━━ Task inputs
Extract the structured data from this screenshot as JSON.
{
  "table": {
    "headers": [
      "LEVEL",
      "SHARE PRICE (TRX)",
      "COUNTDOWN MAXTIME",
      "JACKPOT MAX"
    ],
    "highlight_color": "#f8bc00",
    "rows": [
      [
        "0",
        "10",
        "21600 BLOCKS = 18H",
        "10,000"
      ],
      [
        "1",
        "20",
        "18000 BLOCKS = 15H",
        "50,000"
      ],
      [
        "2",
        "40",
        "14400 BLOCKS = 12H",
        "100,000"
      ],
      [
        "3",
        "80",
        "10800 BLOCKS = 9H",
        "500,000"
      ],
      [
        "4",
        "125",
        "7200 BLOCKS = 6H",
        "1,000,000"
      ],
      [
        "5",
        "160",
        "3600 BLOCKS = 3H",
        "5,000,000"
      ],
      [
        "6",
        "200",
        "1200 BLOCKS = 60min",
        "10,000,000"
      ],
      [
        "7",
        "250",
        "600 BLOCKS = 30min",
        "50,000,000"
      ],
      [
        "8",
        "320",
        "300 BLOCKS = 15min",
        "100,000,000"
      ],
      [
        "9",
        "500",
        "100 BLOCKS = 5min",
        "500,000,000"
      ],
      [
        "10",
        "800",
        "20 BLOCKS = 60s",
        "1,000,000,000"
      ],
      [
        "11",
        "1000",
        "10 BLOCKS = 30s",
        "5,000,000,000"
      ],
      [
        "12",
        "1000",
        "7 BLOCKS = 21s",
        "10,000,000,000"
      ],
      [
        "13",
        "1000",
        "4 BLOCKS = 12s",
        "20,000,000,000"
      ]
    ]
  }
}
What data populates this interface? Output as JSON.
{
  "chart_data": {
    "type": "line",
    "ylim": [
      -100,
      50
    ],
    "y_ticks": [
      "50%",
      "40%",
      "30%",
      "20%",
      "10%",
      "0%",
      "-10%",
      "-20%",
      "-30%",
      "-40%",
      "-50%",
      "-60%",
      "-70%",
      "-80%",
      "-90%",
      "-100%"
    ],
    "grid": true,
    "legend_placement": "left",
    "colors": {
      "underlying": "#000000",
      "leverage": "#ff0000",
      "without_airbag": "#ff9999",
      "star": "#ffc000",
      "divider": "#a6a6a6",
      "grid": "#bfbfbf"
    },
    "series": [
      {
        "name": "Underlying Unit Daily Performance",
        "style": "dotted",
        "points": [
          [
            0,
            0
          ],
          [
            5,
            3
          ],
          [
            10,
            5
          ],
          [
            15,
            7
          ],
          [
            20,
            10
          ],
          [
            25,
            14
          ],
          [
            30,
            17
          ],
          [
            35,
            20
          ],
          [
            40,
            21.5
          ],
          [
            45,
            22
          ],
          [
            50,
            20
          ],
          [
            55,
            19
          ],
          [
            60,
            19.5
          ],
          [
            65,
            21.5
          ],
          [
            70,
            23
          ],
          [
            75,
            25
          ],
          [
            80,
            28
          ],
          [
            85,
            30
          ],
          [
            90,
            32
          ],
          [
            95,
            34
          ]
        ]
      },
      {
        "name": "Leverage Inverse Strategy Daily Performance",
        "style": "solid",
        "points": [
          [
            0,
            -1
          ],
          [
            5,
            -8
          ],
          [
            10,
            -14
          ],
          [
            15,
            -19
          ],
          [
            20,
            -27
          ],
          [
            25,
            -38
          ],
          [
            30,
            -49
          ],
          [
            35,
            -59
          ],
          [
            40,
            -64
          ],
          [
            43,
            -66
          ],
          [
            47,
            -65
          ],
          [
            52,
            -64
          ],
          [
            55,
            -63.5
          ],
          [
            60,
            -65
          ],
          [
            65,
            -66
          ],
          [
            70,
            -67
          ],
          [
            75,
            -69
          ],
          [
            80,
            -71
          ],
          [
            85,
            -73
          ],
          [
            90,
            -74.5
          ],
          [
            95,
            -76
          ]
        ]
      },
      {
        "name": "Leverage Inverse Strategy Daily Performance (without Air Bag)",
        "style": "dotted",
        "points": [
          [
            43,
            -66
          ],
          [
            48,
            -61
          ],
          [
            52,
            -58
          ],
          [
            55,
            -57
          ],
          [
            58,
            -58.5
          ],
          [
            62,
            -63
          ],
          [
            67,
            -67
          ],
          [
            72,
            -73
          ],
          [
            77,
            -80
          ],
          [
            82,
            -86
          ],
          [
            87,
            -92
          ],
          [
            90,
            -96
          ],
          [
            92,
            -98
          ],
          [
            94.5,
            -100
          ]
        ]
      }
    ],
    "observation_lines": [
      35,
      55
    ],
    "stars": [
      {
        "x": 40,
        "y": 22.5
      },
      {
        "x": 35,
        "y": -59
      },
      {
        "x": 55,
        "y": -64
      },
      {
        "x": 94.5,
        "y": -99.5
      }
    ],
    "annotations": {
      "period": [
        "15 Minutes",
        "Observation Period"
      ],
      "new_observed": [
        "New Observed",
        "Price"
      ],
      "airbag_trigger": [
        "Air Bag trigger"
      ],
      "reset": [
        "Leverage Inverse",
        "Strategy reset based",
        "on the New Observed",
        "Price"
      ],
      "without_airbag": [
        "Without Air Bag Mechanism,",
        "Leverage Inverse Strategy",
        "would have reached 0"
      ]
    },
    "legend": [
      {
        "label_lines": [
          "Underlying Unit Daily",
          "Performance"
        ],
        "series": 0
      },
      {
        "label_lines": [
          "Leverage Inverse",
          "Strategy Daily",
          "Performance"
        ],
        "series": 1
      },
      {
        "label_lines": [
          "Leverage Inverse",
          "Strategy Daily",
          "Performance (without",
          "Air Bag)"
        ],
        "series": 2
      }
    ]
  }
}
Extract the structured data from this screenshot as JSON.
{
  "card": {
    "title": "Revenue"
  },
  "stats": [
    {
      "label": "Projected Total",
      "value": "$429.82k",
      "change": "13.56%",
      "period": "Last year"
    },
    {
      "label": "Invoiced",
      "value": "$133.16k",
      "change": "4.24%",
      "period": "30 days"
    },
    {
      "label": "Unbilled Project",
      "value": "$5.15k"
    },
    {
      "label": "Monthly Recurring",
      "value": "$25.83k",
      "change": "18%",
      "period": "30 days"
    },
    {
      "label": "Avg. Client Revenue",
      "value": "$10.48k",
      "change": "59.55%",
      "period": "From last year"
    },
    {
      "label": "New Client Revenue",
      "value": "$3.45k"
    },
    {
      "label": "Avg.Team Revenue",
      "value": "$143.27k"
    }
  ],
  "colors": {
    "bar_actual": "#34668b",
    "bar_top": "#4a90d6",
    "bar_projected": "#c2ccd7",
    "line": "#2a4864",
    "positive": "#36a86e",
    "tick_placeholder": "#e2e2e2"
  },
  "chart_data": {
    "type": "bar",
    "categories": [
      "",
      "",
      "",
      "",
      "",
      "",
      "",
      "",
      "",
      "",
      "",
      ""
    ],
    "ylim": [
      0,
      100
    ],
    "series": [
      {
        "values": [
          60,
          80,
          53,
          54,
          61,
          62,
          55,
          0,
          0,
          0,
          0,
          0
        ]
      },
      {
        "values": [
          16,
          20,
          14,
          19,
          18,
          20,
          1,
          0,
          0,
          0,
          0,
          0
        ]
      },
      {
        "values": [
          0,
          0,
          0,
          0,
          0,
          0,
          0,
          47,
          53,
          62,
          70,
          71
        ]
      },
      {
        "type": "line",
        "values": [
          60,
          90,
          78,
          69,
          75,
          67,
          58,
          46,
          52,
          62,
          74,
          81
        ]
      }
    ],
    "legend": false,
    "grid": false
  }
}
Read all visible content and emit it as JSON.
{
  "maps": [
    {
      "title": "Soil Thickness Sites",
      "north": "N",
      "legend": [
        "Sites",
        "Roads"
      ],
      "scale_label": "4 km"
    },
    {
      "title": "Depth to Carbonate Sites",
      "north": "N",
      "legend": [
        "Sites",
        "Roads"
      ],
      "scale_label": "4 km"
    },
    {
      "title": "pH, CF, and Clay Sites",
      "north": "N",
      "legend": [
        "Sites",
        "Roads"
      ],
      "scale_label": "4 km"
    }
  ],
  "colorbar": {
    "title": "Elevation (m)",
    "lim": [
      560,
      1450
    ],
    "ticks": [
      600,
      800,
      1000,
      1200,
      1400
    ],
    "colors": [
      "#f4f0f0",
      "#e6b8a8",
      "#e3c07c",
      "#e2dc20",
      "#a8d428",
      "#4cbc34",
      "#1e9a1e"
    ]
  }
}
━━━━
→ **Given exercise**
Check each line of the records for "Daily" and copy the ones that contain it.

→ **Task solution**
        "name": "Underlying Unit Daily Performance",
        "name": "Leverage Inverse Strategy Daily Performance",
        "name": "Leverage Inverse Strategy Daily Performance (without Air Bag)",
          "Underlying Unit Daily",
          "Strategy Daily",
          "Strategy Daily",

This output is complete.